Task prompt: Without including any images, repeat the data exactly.

○ ○ ○ ○

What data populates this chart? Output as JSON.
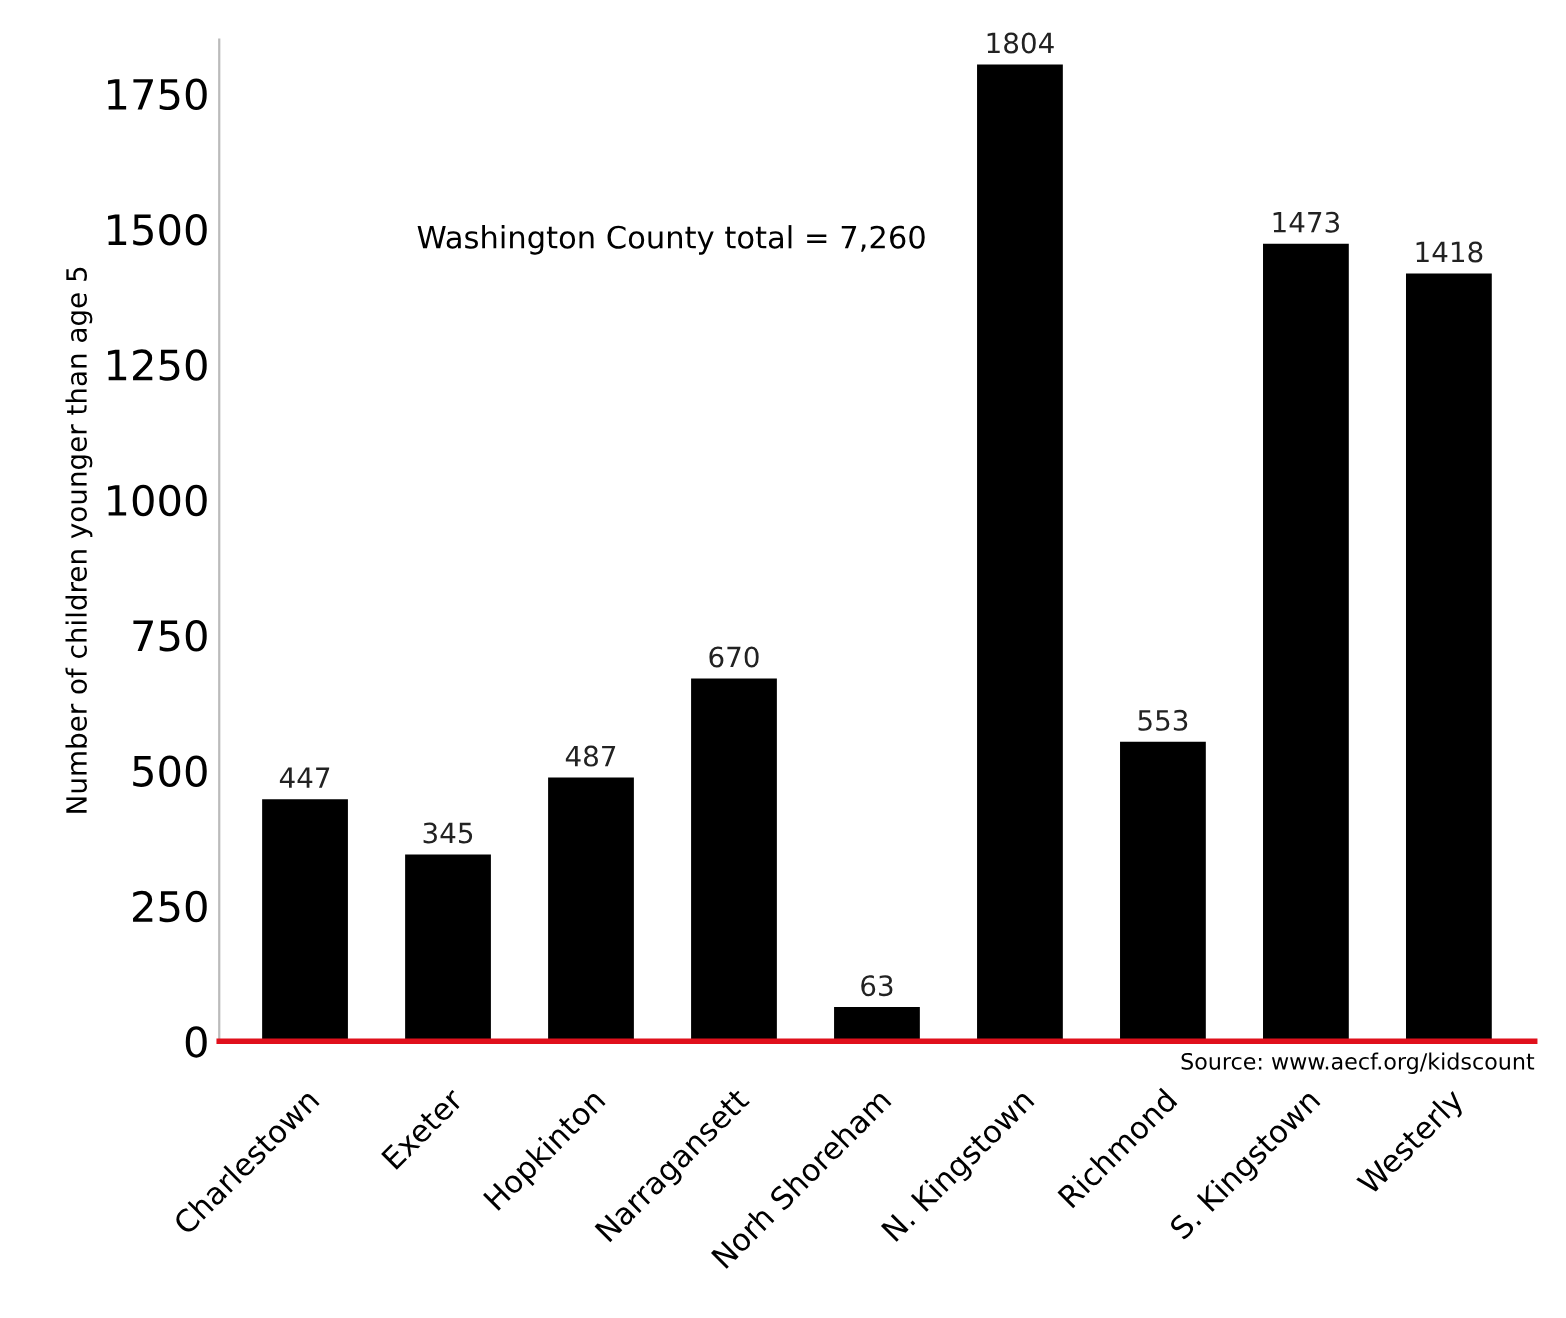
{
  "chart_data": {
    "type": "bar",
    "ylabel": "Number of children younger than age 5",
    "categories": [
      "Charlestown",
      "Exeter",
      "Hopkinton",
      "Narragansett",
      "Norh Shoreham",
      "N. Kingstown",
      "Richmond",
      "S. Kingstown",
      "Westerly"
    ],
    "values": [
      447,
      345,
      487,
      670,
      63,
      1804,
      553,
      1473,
      1418
    ],
    "color": "#000000",
    "data_labels": true,
    "ylim": [
      0,
      1850
    ],
    "yticks": [
      0,
      250,
      500,
      750,
      1000,
      1250,
      1500,
      1750
    ],
    "grid": false,
    "annotations": [
      "Washington County total = 7,260",
      "Source: www.aecf.org/kidscount"
    ]
  }
}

○ ○ ○ ○

Exercise solution:
What data populates this chart? Output as JSON.
{
  "chart_data": {
    "type": "bar",
    "ylabel": "Number of children younger than age 5",
    "categories": [
      "Charlestown",
      "Exeter",
      "Hopkinton",
      "Narragansett",
      "Norh Shoreham",
      "N. Kingstown",
      "Richmond",
      "S. Kingstown",
      "Westerly"
    ],
    "values": [
      447,
      345,
      487,
      670,
      63,
      1804,
      553,
      1473,
      1418
    ],
    "color": "#000000",
    "data_labels": true,
    "ylim": [
      0,
      1850
    ],
    "yticks": [
      0,
      250,
      500,
      750,
      1000,
      1250,
      1500,
      1750
    ],
    "grid": false,
    "annotations": [
      "Washington County total = 7,260",
      "Source: www.aecf.org/kidscount"
    ]
  }
}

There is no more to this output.